● TASK PROMPT: Could you rewrite the entries below, starting at the line that contains "1812, 908, 1881]" and ending at the line that contains "2128, 232, 2152]", with "pie-category-label" changed to "category-label" and everything else left as it is?

● THE RECORDS:
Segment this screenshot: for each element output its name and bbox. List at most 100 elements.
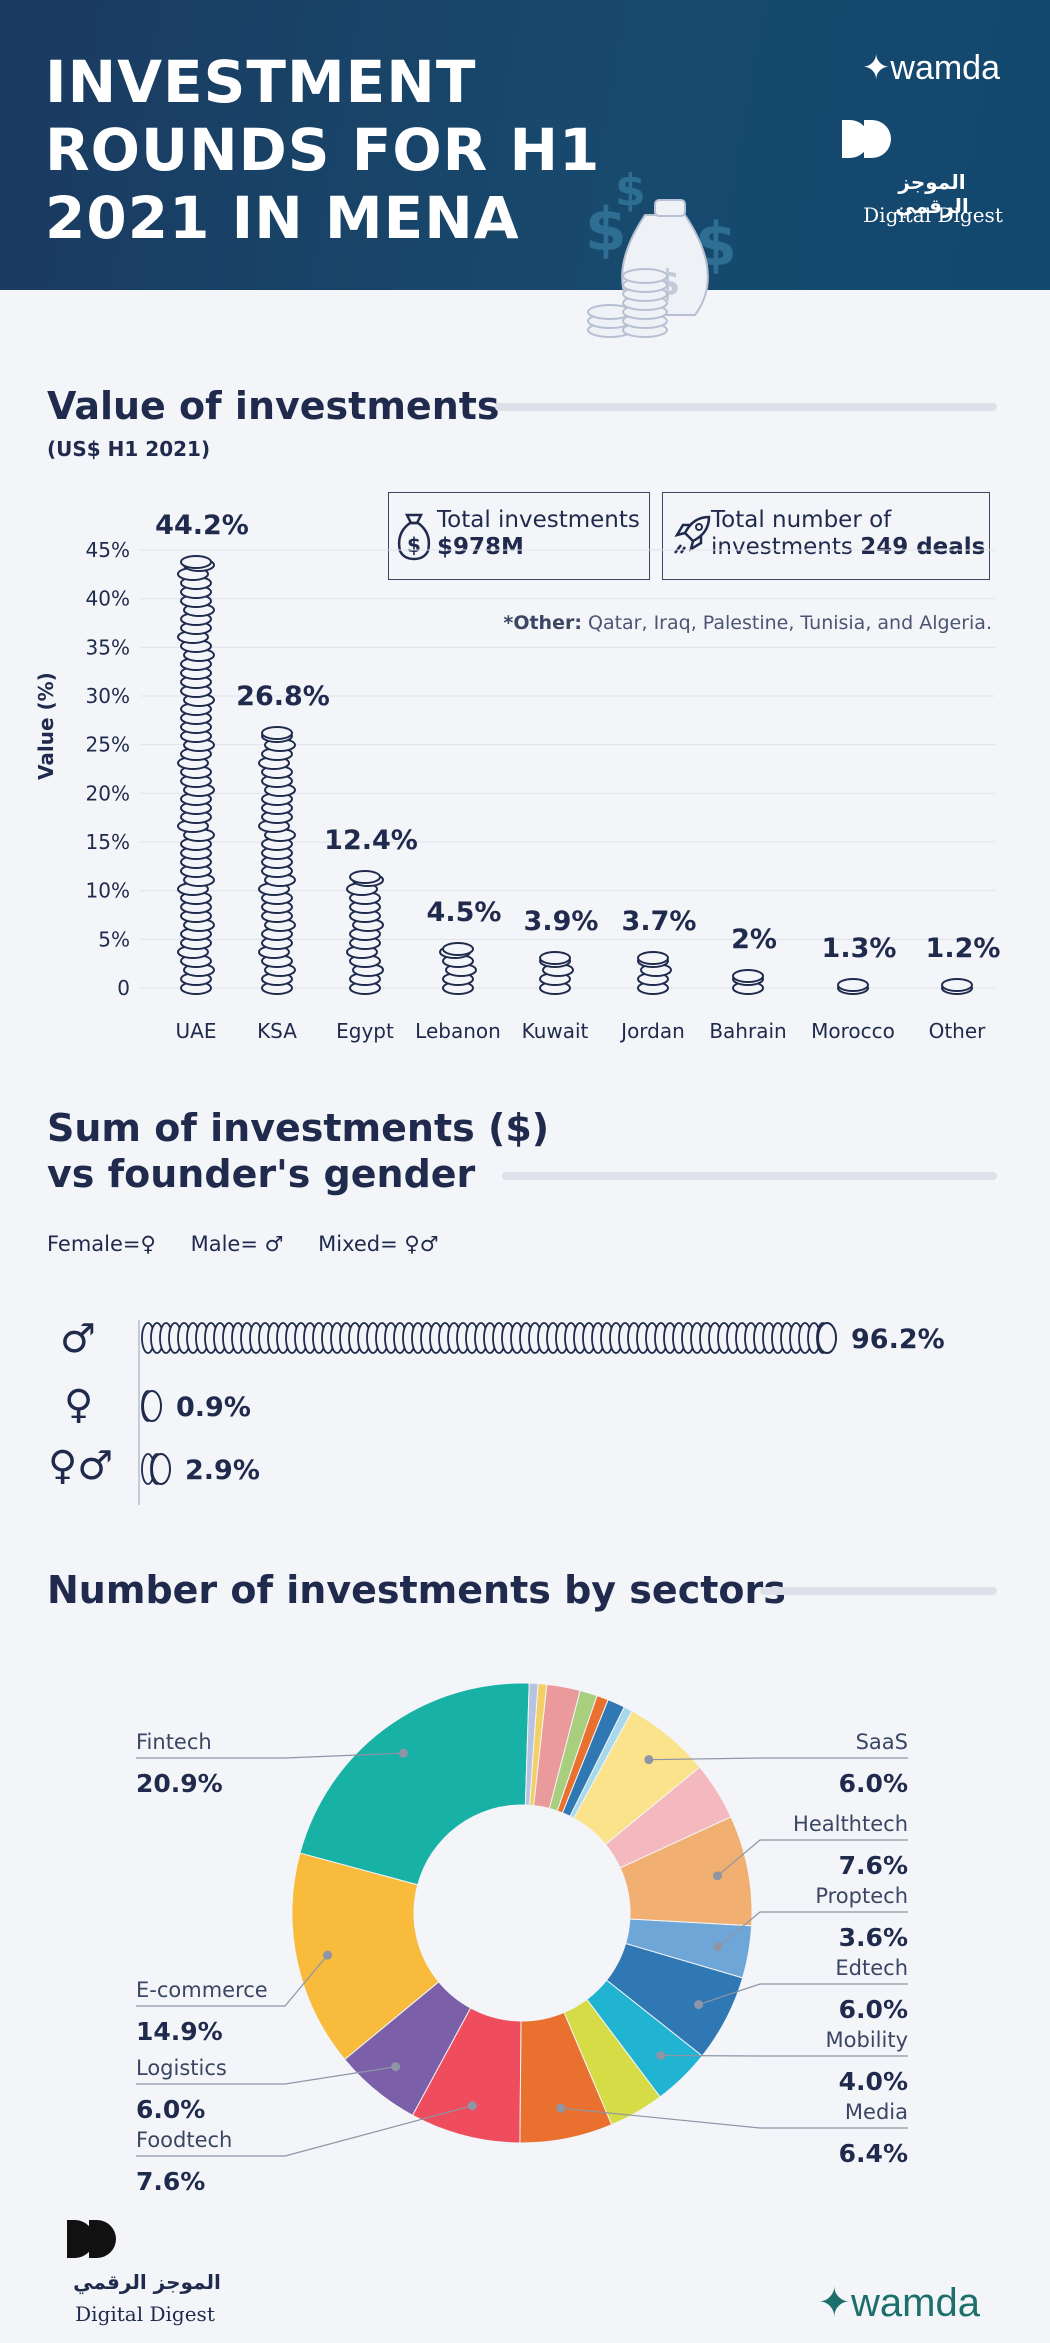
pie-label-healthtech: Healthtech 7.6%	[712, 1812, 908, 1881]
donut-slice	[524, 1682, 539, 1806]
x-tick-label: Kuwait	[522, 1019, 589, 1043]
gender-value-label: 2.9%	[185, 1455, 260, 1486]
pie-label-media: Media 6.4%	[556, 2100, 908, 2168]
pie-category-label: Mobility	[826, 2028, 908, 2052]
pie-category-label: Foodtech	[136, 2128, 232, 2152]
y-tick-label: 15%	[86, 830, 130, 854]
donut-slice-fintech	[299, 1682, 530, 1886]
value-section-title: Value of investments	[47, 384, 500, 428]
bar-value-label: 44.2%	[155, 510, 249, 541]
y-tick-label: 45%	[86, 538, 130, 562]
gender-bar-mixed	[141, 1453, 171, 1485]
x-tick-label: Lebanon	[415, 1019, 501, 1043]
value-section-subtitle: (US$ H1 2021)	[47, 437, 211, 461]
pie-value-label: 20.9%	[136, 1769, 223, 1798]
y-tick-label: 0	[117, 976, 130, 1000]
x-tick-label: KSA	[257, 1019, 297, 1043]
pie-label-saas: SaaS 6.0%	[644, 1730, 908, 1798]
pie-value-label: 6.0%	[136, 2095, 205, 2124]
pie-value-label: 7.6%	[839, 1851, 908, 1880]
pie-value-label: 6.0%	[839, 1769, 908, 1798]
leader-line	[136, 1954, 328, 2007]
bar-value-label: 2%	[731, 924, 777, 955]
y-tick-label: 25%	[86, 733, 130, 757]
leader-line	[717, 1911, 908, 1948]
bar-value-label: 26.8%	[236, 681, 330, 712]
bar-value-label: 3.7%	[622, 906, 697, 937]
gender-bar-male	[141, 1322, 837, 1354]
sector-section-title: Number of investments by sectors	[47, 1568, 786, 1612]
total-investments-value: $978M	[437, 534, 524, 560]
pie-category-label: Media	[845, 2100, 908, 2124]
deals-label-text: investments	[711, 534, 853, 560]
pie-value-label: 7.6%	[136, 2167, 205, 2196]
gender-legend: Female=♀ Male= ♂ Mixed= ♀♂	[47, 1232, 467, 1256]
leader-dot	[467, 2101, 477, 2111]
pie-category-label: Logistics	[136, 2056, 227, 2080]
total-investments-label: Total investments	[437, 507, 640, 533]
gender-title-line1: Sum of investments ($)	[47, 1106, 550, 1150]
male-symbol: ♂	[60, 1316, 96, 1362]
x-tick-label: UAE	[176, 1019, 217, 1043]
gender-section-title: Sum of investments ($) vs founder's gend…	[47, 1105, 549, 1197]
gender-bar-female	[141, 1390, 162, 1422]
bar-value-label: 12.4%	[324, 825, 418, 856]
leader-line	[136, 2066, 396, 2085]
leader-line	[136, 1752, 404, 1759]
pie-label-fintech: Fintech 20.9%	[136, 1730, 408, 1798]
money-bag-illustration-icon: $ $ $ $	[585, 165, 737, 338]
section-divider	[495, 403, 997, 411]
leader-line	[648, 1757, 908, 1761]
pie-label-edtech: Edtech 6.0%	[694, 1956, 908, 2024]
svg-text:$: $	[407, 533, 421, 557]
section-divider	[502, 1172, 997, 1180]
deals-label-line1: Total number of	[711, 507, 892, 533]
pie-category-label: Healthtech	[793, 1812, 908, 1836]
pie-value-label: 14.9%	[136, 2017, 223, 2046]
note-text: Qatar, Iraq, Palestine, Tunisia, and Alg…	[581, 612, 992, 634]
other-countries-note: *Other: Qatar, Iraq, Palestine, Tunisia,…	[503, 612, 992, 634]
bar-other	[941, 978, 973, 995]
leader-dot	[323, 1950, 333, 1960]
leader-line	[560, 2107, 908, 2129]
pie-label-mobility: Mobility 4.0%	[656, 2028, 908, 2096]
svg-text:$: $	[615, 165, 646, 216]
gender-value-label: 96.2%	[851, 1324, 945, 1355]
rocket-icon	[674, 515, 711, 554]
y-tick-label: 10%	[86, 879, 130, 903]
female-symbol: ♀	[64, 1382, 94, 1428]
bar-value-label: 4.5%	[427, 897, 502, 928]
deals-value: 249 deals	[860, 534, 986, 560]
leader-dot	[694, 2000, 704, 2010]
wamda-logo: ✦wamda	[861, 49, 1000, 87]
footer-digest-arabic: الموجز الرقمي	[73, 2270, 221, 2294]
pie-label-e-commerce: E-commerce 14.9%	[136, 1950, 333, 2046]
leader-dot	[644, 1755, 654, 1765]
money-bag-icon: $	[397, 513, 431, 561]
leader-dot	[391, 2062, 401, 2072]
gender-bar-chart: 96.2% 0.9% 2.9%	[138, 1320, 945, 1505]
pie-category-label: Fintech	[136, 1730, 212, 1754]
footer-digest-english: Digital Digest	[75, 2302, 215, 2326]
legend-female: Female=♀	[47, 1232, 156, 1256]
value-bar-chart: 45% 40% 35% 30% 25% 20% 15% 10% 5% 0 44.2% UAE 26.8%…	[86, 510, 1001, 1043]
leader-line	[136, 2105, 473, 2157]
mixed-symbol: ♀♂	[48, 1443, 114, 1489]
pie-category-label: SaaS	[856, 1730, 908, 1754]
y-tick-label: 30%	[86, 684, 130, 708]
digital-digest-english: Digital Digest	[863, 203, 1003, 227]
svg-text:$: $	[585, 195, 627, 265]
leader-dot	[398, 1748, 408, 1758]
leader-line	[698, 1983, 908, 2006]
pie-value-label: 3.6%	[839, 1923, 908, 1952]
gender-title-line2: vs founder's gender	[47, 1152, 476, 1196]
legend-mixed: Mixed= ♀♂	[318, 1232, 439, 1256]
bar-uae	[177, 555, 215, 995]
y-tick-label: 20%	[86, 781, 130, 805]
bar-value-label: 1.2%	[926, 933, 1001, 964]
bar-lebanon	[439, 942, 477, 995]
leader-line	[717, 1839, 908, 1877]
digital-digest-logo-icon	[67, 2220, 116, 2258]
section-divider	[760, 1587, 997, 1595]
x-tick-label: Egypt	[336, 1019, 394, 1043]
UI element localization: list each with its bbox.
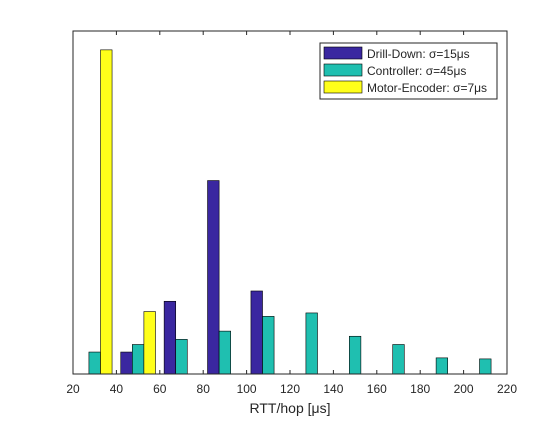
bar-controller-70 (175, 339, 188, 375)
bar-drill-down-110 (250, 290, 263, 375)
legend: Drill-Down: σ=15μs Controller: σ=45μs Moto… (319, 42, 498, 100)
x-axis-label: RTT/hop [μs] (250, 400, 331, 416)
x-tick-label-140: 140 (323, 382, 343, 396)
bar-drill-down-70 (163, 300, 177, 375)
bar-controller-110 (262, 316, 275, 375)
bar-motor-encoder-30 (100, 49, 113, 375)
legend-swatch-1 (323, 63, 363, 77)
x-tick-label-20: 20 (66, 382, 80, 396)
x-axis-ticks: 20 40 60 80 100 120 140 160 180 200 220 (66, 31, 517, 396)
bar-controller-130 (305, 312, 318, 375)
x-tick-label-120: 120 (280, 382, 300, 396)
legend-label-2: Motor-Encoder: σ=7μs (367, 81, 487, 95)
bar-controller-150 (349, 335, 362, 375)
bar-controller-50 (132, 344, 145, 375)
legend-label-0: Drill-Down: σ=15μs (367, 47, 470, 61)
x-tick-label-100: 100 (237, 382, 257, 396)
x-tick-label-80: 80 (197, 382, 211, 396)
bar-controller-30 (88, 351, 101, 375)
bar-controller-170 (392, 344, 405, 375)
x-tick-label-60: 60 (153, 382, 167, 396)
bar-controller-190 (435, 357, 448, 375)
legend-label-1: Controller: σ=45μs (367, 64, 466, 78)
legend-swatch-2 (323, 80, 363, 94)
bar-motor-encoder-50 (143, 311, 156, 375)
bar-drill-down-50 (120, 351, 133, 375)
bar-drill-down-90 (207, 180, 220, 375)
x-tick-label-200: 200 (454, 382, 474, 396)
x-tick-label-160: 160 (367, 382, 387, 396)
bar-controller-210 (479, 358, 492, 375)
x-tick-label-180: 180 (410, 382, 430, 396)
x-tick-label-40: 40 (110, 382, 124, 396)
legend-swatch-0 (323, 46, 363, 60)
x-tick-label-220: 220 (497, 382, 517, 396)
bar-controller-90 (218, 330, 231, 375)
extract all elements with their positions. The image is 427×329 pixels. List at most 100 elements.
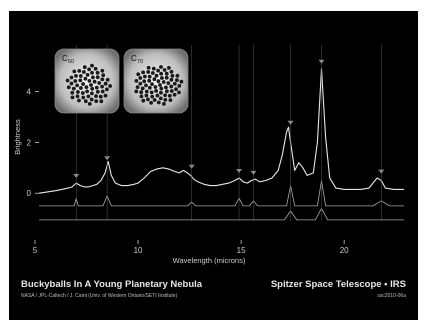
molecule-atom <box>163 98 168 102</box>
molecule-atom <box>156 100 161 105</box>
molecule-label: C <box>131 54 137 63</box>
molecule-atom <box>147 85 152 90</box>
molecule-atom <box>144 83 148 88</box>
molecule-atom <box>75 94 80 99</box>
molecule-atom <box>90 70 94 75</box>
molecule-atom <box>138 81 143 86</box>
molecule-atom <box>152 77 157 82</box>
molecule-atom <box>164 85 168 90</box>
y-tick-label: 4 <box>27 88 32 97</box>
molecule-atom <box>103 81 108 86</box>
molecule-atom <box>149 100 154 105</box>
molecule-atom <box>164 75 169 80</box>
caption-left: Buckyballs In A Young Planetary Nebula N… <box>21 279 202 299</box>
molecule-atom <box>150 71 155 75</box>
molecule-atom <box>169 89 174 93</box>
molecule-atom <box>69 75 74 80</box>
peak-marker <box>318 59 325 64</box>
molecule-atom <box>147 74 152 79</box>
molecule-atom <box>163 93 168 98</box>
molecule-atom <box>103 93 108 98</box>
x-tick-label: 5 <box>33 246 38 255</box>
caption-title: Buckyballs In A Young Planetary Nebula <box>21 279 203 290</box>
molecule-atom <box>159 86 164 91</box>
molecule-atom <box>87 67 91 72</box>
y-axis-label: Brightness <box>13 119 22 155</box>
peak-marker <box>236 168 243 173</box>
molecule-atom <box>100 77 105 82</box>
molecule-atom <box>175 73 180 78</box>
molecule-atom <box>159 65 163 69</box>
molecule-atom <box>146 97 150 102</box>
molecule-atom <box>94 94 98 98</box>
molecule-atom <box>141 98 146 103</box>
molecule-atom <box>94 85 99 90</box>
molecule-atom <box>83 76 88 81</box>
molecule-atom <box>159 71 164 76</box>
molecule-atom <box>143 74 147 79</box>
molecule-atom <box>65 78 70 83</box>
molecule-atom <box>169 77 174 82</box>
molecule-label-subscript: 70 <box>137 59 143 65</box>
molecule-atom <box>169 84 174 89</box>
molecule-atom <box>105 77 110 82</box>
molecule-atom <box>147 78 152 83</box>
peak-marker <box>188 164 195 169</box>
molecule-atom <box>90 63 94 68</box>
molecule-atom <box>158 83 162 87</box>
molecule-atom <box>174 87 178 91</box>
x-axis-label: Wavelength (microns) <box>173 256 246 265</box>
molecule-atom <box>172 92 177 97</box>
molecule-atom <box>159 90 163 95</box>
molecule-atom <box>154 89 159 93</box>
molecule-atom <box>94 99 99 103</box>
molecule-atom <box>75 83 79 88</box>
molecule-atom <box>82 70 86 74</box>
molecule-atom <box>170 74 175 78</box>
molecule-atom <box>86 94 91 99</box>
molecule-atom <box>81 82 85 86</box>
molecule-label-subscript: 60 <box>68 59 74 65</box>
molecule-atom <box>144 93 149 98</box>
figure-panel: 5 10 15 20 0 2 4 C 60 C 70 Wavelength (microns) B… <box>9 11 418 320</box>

● SOLUTION FOR THIS TASK:
pie-label-healthtech: Healthtech 7.6%	[712, 1812, 908, 1881]
donut-slice	[524, 1682, 539, 1806]
x-tick-label: Kuwait	[522, 1019, 589, 1043]
gender-value-label: 2.9%	[185, 1455, 260, 1486]
pie-label-media: Media 6.4%	[556, 2100, 908, 2168]
category-label: Mobility	[826, 2028, 908, 2052]
category-label: Foodtech	[136, 2128, 232, 2152]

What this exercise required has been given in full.